##### Material to process #####

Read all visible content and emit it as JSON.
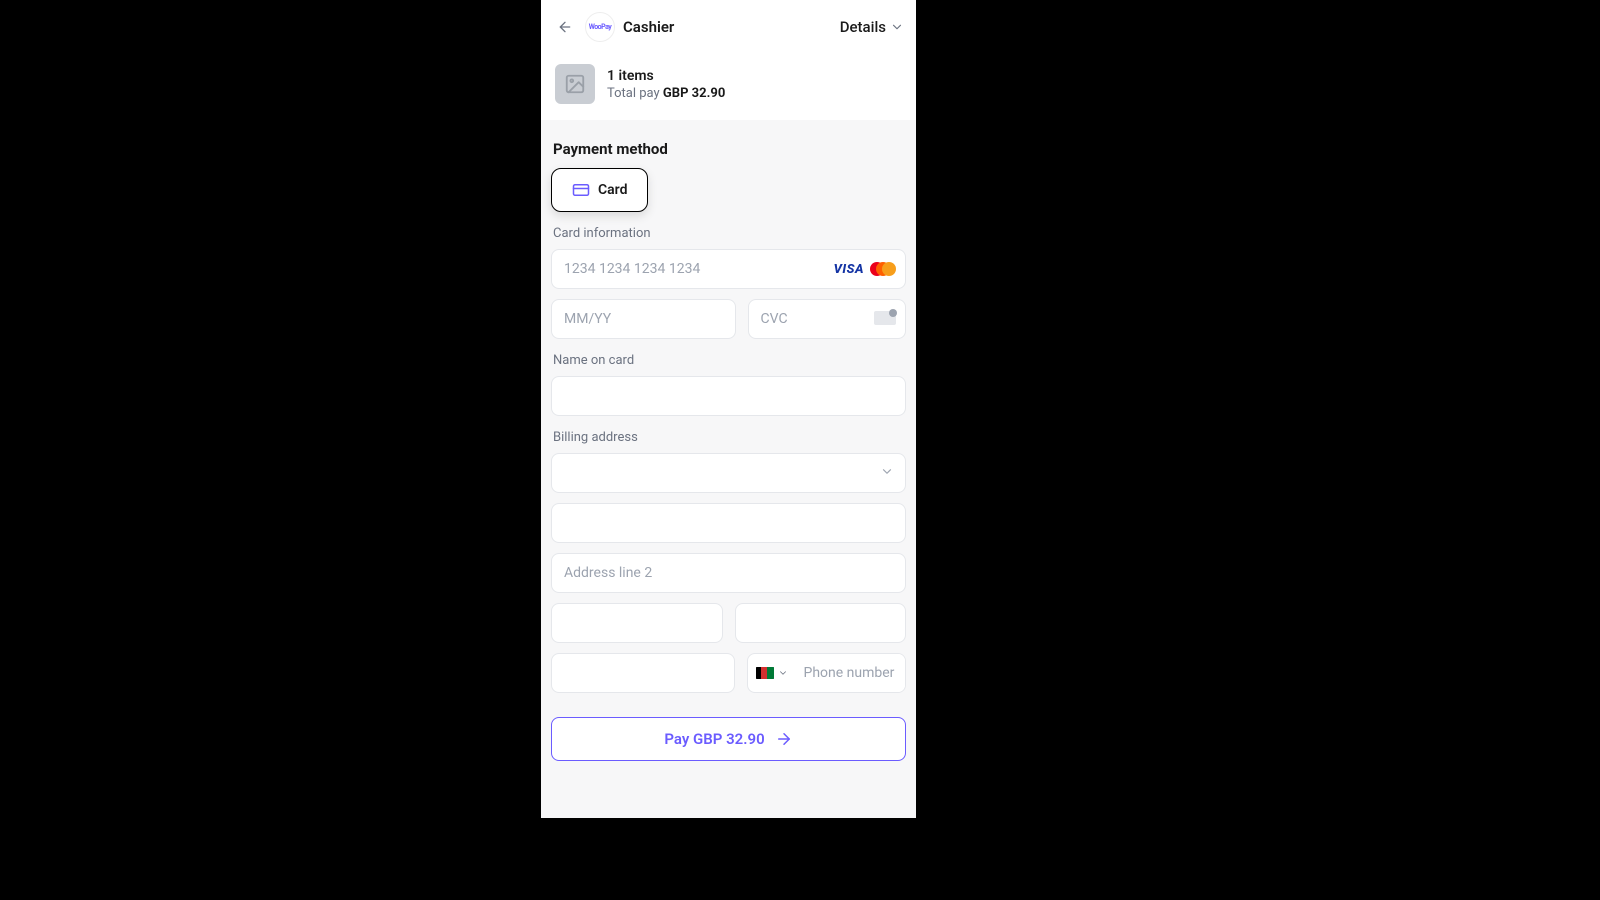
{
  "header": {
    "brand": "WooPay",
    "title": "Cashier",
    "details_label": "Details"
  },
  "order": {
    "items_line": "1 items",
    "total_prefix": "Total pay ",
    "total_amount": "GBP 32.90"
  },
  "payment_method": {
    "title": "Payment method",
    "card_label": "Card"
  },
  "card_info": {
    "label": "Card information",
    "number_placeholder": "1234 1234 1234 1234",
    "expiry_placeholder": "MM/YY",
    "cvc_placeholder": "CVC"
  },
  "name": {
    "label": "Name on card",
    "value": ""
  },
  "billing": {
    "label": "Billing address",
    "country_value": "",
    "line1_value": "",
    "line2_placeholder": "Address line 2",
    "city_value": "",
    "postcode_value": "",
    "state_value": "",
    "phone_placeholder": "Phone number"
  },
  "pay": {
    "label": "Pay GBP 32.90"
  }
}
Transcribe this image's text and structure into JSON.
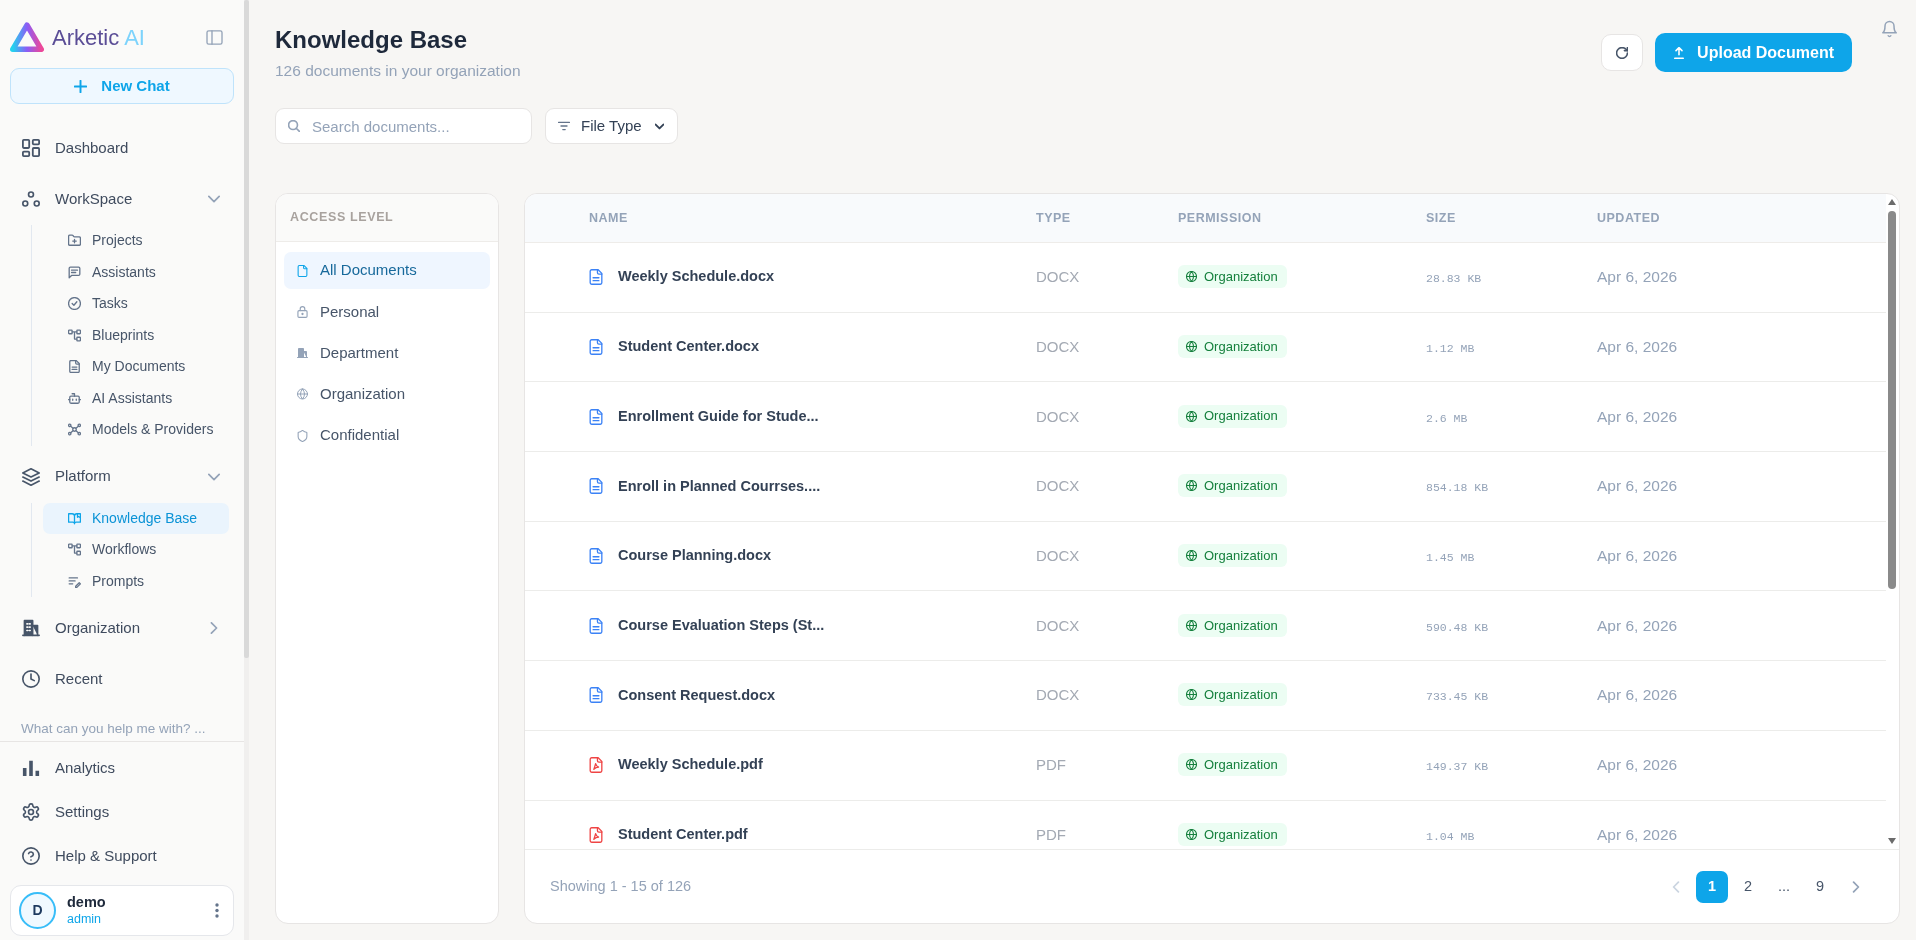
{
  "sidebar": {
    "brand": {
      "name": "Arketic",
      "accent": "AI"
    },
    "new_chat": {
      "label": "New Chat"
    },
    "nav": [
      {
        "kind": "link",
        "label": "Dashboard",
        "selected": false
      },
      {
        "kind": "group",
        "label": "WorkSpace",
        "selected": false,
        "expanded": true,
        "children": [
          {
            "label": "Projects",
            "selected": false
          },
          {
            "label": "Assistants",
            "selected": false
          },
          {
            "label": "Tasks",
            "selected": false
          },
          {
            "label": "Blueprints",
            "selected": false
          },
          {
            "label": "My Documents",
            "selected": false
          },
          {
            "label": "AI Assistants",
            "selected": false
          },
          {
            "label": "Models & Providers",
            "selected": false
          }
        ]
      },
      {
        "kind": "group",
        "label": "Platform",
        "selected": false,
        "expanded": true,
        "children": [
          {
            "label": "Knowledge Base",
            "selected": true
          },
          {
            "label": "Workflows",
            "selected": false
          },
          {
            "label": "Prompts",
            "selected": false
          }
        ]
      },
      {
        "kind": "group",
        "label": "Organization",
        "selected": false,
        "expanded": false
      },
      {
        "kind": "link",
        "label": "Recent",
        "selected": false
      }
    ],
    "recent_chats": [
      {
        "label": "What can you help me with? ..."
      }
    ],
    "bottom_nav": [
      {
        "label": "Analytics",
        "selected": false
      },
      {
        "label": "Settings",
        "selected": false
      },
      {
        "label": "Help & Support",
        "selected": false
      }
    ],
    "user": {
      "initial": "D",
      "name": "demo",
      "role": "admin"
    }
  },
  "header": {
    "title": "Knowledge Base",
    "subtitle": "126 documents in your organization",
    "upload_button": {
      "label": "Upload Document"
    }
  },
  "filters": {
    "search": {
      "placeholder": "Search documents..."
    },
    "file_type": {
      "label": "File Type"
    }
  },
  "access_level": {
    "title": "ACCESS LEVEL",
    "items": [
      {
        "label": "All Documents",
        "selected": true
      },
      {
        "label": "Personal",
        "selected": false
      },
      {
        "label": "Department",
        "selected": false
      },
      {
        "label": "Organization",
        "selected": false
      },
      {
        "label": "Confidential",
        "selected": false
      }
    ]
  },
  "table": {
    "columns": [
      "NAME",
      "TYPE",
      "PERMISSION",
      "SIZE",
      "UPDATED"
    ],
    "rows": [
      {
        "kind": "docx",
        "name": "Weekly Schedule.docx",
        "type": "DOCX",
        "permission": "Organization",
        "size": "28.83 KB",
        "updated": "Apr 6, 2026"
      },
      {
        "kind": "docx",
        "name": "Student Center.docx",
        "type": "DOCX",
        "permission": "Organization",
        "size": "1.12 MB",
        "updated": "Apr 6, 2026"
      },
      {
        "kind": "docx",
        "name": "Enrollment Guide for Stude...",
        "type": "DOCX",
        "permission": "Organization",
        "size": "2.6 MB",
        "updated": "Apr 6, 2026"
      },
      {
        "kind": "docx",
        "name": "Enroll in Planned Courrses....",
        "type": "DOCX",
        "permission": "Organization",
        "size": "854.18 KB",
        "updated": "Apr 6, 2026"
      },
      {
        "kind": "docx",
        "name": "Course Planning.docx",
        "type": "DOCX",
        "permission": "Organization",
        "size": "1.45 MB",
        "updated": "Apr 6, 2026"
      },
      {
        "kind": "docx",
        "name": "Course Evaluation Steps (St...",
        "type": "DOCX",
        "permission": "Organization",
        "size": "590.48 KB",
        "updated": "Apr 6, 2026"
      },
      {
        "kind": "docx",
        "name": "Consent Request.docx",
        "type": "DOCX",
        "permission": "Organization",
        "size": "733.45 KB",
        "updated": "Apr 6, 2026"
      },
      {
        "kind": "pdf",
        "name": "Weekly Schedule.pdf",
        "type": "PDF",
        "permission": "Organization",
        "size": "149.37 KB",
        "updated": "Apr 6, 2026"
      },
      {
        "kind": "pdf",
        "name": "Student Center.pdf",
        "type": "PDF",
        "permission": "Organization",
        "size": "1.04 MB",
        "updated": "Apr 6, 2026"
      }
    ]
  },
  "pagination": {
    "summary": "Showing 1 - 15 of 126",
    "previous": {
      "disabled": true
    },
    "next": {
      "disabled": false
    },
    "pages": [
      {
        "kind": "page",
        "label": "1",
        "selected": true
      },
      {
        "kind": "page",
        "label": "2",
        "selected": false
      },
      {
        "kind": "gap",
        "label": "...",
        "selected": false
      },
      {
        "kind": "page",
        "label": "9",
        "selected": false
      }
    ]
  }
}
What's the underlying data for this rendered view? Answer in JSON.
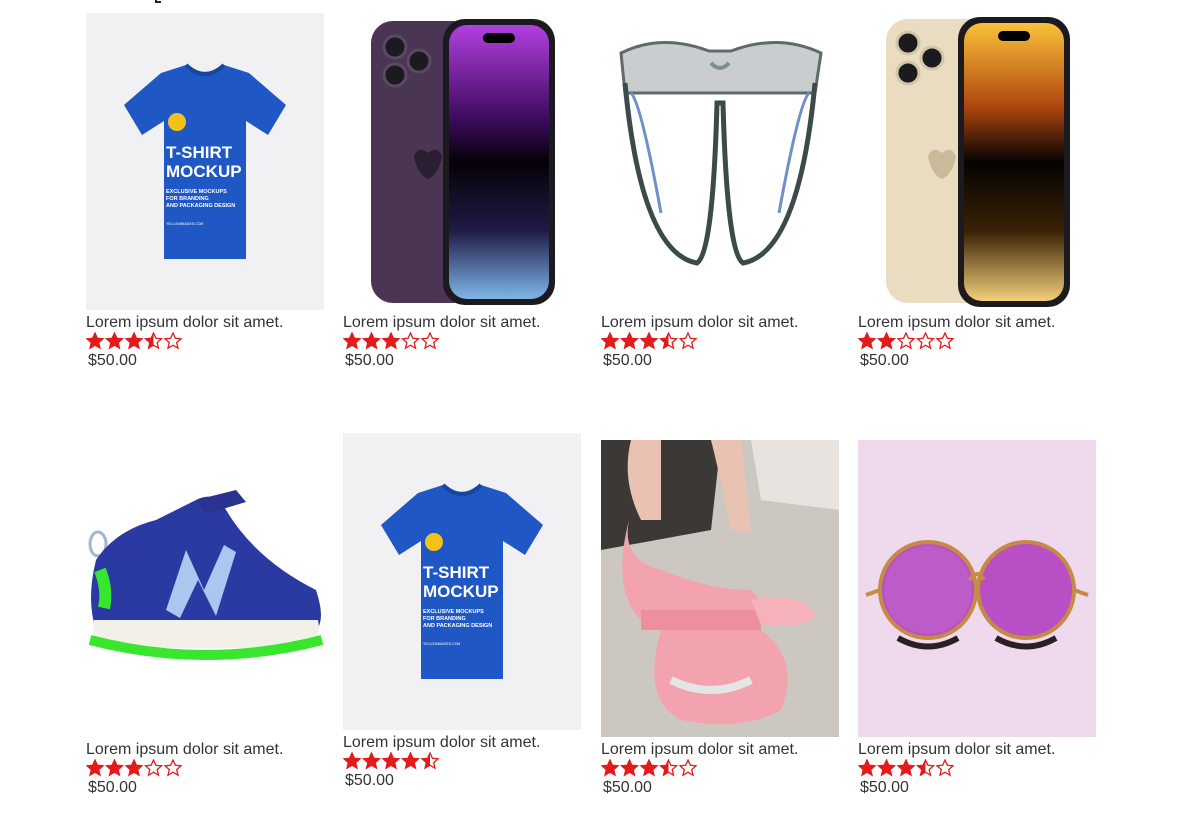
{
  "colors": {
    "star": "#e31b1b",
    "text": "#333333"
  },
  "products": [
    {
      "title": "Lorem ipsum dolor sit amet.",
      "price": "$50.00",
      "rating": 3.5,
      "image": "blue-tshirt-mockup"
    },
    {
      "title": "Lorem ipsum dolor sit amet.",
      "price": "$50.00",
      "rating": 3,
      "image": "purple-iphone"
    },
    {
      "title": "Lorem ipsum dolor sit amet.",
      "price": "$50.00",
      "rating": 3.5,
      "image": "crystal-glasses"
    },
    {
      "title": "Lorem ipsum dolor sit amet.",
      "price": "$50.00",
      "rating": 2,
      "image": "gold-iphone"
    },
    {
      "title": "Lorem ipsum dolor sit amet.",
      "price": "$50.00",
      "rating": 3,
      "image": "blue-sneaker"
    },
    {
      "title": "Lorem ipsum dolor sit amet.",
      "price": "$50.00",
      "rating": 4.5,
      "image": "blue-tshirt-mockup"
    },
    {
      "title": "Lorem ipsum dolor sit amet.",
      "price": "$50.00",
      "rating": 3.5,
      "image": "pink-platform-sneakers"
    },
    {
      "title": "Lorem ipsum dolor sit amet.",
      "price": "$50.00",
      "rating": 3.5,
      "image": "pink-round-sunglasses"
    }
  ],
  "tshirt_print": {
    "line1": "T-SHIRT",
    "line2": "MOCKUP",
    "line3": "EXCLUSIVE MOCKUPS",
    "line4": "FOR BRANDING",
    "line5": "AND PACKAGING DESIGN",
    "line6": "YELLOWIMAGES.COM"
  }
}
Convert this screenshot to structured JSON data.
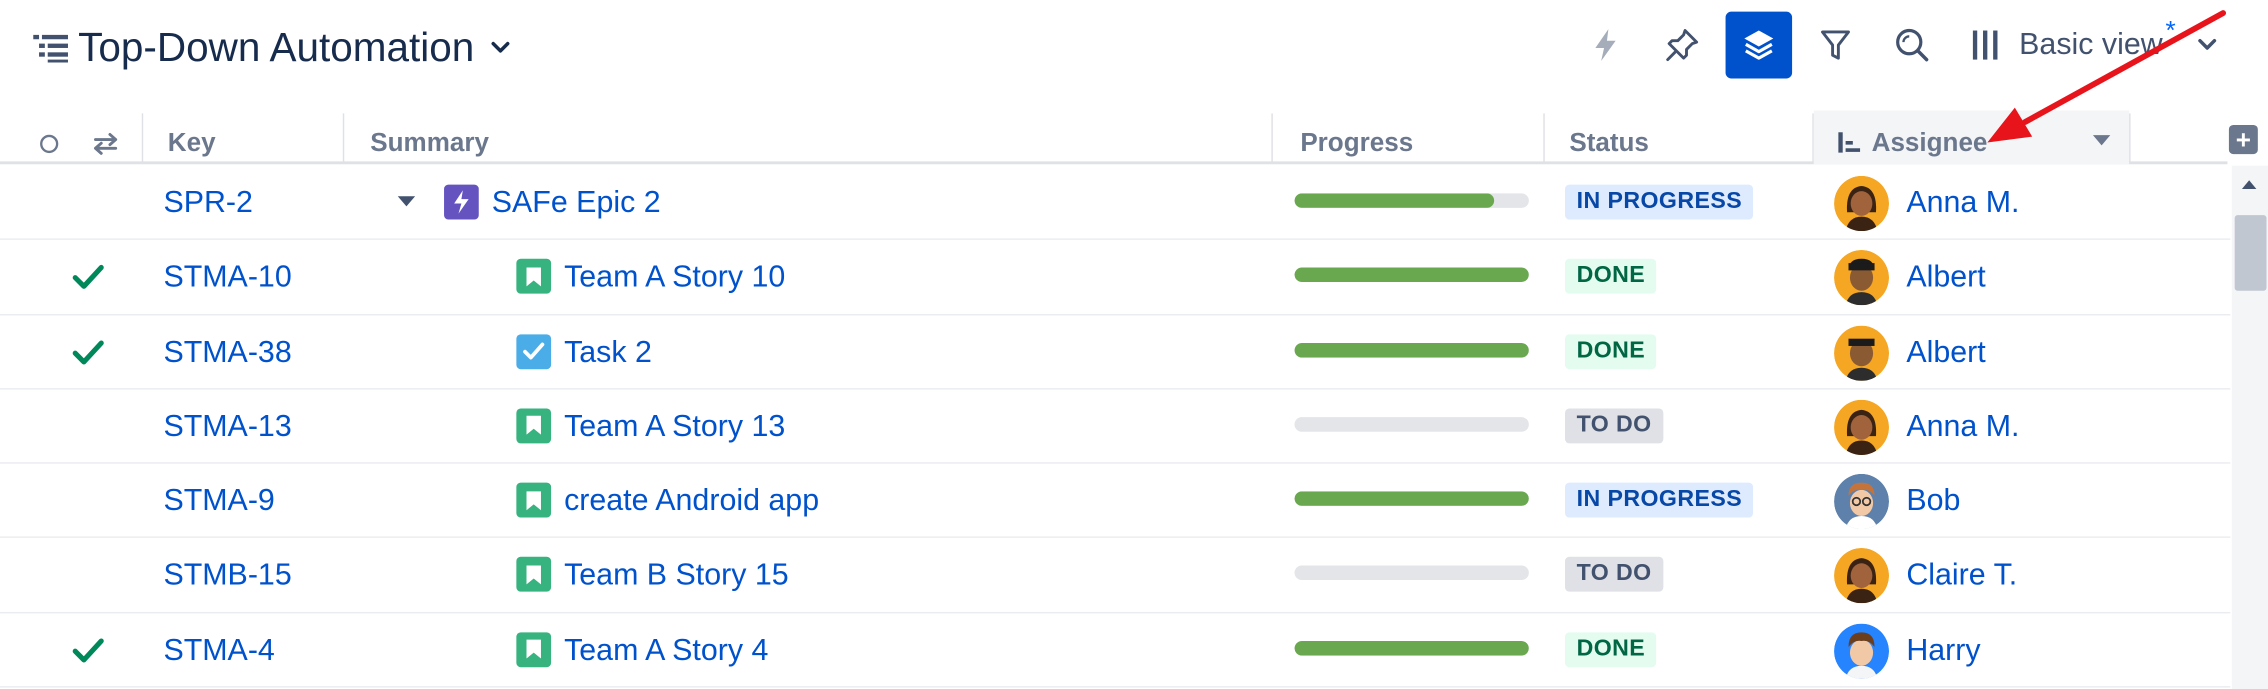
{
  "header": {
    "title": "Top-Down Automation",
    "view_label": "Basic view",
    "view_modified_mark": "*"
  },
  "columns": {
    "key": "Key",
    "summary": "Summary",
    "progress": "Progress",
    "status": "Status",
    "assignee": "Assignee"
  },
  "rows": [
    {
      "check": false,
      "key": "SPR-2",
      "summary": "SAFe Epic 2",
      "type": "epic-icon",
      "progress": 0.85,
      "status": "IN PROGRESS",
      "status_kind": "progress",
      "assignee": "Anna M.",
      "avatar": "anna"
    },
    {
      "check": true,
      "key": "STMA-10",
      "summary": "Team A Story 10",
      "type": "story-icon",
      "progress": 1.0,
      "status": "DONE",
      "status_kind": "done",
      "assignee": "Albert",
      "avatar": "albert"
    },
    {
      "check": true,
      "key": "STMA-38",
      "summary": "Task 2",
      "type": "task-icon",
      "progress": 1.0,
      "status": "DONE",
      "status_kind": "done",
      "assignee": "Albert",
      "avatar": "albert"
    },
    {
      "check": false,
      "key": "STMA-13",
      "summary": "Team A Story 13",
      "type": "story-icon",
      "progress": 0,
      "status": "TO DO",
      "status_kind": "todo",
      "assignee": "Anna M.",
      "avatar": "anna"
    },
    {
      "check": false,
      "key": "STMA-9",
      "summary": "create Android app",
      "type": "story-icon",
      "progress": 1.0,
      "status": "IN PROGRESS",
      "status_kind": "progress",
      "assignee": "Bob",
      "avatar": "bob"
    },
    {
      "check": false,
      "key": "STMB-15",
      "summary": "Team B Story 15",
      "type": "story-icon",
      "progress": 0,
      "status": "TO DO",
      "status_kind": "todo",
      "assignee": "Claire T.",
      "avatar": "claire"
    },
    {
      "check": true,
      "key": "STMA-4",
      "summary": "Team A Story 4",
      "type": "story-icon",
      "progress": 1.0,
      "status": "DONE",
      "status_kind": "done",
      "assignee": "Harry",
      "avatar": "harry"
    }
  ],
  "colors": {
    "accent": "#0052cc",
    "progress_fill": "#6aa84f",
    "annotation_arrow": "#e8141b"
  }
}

#####

• What you need to do
Report the number of lines in the listing above that include the word "Base", and nothing else.

• Written solution
2